> INSTRUCTION: Please pull out every line that includes the string "жилищного".

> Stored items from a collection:
+++++
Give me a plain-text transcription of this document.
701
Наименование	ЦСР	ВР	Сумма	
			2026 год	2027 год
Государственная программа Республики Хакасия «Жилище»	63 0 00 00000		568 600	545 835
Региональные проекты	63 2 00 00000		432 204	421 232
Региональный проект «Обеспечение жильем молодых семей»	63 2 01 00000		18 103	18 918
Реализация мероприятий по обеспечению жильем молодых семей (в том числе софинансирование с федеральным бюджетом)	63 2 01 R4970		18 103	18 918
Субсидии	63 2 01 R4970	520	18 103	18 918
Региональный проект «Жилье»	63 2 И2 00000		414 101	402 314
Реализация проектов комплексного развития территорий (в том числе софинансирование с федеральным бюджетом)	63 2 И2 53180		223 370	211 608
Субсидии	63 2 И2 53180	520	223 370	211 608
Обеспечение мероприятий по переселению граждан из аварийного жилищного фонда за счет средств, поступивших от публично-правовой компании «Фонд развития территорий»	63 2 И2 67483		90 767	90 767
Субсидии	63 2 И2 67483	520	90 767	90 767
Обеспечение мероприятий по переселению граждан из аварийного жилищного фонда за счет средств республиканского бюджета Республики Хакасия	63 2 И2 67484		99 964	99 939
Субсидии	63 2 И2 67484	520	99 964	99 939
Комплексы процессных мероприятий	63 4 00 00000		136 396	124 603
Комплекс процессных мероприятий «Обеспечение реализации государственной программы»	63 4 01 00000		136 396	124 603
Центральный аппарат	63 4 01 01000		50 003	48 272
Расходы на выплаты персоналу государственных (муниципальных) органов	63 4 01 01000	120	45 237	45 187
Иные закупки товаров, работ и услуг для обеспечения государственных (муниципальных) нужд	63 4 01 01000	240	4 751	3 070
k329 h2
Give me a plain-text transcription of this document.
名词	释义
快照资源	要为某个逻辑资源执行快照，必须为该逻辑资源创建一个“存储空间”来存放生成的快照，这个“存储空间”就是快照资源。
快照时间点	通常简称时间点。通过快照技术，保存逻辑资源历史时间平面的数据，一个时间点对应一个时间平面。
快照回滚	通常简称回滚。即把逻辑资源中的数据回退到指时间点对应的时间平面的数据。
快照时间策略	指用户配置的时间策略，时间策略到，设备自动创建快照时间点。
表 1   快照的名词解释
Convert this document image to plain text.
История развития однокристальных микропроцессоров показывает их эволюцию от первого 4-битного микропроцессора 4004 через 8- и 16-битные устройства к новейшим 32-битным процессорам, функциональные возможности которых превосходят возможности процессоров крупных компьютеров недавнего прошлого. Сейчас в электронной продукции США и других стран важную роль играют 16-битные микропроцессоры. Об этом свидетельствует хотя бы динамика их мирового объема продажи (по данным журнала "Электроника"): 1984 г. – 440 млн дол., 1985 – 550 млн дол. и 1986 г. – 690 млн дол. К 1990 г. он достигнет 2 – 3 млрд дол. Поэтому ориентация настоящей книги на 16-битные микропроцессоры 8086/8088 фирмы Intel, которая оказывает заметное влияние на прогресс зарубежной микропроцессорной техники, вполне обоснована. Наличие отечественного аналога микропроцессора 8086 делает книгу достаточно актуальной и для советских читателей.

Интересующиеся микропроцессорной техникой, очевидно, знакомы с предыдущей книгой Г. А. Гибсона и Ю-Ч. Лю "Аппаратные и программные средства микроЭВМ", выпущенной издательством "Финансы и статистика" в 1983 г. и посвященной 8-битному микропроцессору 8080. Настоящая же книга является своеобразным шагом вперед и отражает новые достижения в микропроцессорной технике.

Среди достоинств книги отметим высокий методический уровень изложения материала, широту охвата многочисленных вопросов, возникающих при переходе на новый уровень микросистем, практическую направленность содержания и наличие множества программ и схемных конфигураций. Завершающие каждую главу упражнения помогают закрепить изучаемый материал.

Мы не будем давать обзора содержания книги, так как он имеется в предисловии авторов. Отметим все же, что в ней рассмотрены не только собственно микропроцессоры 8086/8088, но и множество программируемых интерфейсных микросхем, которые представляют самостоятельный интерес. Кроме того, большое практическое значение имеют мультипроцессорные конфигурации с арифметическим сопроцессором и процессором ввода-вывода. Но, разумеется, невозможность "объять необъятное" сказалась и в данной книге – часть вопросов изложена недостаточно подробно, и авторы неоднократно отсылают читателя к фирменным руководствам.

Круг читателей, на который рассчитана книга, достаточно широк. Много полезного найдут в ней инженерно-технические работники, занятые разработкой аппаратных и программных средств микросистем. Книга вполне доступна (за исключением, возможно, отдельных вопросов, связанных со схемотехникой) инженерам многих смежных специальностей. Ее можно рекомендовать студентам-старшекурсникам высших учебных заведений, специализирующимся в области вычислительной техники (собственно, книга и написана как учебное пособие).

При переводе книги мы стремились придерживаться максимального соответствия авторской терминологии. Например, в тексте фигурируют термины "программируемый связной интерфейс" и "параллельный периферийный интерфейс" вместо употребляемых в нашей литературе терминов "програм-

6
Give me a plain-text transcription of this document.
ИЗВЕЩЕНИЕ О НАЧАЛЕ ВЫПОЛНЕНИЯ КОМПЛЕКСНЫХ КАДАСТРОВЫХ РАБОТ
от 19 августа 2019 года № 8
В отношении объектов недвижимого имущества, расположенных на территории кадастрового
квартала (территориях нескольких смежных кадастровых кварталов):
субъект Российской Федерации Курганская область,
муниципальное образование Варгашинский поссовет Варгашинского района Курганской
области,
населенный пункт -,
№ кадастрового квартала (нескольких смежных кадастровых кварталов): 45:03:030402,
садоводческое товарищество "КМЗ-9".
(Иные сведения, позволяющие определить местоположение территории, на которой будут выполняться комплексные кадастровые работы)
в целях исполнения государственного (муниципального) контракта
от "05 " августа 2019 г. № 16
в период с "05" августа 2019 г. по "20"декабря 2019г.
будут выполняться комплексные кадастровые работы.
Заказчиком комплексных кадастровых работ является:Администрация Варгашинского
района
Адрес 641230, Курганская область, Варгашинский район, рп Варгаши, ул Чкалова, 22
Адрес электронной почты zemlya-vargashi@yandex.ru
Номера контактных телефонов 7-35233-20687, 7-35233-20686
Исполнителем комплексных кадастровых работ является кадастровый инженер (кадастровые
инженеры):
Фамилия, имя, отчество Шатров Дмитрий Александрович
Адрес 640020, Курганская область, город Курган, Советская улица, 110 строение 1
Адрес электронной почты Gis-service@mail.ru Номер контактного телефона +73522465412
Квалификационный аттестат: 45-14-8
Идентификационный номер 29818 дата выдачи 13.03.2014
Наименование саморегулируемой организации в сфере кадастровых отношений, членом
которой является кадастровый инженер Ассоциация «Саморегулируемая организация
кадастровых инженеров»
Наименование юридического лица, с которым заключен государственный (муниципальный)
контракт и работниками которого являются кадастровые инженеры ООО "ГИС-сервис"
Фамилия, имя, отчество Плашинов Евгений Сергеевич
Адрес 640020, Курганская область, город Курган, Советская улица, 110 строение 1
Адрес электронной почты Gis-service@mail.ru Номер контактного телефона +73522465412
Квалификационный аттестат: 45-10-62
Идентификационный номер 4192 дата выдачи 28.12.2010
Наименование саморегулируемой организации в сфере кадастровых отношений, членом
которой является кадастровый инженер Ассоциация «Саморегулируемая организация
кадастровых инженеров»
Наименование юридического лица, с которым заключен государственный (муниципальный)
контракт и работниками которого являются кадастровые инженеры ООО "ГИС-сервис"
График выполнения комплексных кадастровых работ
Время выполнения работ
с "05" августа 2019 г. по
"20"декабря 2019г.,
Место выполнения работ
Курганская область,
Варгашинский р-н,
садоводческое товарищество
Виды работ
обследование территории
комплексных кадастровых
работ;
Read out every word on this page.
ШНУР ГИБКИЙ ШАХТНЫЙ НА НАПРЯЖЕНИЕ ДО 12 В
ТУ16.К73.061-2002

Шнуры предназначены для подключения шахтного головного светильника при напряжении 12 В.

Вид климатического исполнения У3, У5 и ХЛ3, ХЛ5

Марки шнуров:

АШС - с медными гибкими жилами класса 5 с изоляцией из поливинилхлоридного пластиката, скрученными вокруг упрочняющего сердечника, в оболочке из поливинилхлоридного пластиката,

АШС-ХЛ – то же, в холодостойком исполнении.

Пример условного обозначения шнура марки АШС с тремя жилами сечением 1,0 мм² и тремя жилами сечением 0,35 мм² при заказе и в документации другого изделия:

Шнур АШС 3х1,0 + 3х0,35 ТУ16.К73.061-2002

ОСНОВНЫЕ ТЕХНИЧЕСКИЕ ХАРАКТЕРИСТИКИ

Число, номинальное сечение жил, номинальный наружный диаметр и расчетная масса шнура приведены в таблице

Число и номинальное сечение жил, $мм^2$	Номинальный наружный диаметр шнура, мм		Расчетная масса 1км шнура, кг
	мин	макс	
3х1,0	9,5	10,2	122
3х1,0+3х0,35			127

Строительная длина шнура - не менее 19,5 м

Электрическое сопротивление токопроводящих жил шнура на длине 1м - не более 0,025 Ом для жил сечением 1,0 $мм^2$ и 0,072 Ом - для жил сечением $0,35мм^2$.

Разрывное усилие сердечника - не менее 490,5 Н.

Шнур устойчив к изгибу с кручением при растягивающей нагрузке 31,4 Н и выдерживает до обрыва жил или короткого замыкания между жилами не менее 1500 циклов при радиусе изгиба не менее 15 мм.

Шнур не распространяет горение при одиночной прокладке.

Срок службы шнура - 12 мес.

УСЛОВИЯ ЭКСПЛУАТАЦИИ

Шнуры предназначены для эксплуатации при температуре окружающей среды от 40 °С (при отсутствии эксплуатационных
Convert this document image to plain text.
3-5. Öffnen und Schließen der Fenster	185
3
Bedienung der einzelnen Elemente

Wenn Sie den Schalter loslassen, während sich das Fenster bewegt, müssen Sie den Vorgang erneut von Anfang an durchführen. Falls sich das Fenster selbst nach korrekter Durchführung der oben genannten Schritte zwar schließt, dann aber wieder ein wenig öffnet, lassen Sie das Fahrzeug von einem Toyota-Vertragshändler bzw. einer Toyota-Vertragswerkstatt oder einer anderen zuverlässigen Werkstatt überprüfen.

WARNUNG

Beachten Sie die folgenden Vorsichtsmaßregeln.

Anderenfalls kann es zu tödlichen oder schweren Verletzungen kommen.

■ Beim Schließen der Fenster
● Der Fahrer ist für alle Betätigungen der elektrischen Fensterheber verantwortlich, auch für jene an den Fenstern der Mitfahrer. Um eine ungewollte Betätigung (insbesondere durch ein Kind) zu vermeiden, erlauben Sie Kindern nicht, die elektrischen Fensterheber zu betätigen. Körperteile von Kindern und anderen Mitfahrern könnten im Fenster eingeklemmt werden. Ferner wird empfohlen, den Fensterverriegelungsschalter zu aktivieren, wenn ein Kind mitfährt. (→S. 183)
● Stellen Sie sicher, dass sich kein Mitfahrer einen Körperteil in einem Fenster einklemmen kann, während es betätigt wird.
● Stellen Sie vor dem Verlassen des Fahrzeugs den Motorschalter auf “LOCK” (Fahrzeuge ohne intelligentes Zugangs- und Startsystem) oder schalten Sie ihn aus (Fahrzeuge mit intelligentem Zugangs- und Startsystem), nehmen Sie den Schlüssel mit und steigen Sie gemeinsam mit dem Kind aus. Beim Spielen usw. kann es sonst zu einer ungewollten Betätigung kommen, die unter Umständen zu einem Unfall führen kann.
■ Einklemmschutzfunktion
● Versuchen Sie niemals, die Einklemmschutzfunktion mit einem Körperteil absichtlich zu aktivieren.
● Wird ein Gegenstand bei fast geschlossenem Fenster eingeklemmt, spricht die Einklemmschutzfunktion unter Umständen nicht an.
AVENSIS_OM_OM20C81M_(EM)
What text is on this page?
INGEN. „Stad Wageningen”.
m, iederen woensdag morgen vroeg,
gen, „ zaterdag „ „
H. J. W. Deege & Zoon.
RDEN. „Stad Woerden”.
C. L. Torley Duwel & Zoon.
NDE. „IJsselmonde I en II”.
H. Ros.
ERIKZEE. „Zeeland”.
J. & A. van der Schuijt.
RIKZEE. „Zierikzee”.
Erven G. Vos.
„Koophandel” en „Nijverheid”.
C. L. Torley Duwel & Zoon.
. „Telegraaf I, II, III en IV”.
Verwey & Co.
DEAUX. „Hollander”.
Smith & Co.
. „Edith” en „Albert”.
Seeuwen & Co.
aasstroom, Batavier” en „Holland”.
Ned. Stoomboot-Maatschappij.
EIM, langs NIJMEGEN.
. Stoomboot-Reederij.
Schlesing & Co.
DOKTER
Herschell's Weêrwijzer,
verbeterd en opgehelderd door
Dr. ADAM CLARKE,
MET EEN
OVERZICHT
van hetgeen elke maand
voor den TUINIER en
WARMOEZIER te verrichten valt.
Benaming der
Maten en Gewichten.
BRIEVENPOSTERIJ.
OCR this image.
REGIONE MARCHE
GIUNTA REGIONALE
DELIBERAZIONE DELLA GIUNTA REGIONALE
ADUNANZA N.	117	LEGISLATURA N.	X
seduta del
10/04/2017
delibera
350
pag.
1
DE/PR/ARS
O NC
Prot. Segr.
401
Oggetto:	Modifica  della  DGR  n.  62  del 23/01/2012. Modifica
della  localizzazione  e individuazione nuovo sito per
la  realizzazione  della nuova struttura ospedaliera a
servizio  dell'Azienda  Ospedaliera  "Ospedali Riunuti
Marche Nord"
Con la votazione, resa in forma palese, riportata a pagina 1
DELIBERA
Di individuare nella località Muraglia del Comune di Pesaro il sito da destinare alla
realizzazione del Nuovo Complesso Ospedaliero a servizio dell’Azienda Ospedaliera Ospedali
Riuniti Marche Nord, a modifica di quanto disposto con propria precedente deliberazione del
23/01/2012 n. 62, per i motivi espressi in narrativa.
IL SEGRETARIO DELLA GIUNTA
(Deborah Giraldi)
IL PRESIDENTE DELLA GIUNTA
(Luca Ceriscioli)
+++++
> COMPLETED TASK:
Обеспечение мероприятий по переселению граждан из аварийного жилищного фонда за счет средств, поступивших от публично-правовой компании «Фонд развития территорий»	63 2 И2 67483		90 767	90 767
Обеспечение мероприятий по переселению граждан из аварийного жилищного фонда за счет средств республиканского бюджета Республики Хакасия	63 2 И2 67484		99 964	99 939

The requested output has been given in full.